Rows from a figure dataset
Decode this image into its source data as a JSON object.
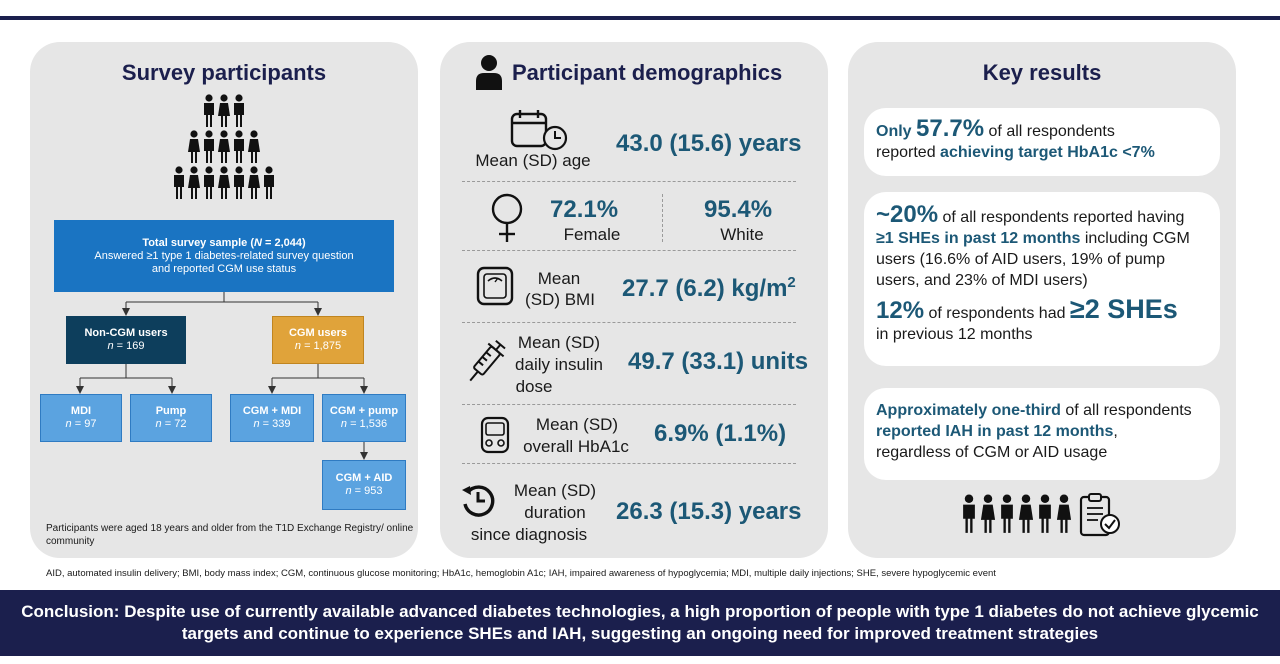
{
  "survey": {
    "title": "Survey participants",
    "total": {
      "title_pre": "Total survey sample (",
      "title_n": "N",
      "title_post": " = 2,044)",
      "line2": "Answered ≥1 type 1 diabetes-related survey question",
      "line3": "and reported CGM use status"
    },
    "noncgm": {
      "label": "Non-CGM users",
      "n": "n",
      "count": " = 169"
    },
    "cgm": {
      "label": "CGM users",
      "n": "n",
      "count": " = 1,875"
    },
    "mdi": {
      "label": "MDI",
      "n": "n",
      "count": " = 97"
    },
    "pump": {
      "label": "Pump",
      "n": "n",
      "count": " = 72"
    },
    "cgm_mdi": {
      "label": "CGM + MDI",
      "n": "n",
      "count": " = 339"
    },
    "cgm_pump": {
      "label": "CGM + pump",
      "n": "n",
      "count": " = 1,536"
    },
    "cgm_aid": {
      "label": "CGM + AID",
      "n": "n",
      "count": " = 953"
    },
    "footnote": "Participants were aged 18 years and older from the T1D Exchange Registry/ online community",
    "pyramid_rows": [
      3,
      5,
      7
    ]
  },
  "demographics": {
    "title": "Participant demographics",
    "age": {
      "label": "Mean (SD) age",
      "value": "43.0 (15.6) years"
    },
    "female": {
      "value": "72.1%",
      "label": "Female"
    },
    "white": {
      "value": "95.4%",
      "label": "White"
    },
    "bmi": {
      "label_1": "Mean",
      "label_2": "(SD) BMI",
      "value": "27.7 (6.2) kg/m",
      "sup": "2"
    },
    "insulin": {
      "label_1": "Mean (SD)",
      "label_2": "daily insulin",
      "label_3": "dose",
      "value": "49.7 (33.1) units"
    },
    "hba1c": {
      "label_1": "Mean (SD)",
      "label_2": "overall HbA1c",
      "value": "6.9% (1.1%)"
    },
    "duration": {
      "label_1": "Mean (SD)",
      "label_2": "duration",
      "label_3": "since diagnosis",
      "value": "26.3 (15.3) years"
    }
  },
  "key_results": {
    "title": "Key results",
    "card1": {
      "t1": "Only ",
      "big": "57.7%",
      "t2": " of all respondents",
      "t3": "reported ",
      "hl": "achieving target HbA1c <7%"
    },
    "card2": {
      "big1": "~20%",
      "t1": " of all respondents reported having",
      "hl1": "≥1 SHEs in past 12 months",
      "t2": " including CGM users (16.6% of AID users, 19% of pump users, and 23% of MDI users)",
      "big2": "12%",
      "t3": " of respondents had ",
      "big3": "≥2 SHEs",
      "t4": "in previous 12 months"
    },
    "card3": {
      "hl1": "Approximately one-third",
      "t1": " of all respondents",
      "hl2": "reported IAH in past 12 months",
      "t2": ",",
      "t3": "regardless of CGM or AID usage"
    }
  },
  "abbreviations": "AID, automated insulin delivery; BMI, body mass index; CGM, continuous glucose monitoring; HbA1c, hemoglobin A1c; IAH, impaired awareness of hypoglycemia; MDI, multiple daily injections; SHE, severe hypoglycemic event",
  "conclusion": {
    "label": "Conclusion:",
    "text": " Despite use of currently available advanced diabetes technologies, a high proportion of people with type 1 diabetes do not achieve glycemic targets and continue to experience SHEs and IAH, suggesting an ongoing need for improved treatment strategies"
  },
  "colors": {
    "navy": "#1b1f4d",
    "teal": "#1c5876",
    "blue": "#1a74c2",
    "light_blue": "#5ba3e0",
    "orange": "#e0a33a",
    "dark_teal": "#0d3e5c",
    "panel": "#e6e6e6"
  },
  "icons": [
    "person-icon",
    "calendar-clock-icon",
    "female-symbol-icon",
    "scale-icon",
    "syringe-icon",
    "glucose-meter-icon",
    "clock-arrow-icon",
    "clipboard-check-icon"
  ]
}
...
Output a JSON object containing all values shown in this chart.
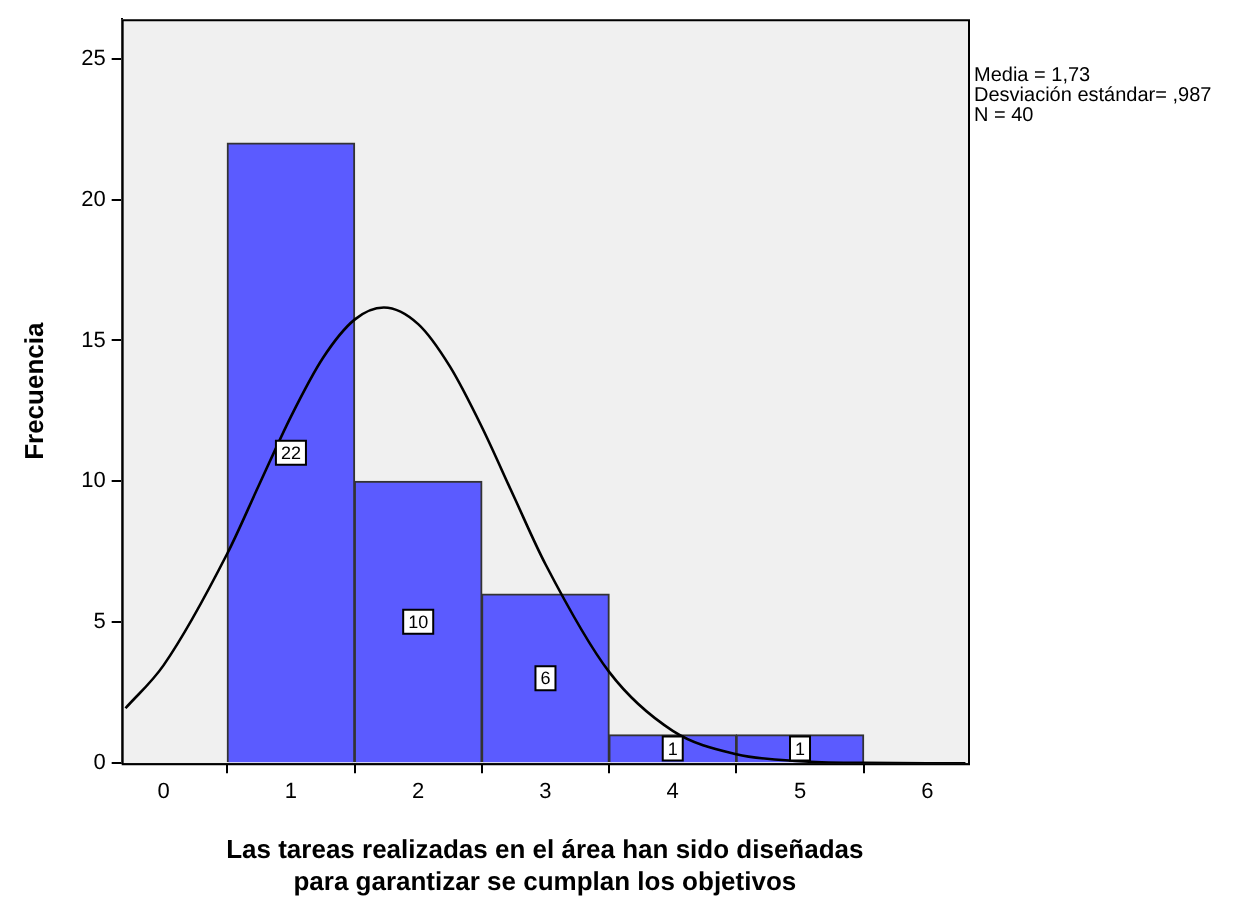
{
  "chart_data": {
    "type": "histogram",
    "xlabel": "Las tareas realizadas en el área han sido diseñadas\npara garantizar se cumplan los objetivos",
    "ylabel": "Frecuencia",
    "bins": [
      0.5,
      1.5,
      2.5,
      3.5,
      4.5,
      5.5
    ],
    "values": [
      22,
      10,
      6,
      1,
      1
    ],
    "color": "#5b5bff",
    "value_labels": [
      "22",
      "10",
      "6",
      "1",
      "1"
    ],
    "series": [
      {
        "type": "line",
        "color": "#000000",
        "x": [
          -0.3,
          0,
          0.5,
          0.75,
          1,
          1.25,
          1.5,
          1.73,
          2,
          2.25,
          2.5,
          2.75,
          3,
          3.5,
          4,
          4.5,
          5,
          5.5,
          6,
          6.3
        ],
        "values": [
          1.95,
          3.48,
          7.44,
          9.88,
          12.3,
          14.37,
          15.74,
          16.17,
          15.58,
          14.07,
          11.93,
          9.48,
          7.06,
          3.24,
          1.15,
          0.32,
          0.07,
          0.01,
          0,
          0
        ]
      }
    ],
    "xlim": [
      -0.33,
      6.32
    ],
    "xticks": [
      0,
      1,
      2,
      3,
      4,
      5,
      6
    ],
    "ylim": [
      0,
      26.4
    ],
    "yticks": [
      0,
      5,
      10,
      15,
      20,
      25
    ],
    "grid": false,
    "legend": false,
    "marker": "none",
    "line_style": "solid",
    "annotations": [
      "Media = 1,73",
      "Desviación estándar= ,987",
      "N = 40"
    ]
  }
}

Stated goal
From the records given above, copy all lines containing "clock".

Written reply
    "calendar-clock-icon",
    "clock-arrow-icon",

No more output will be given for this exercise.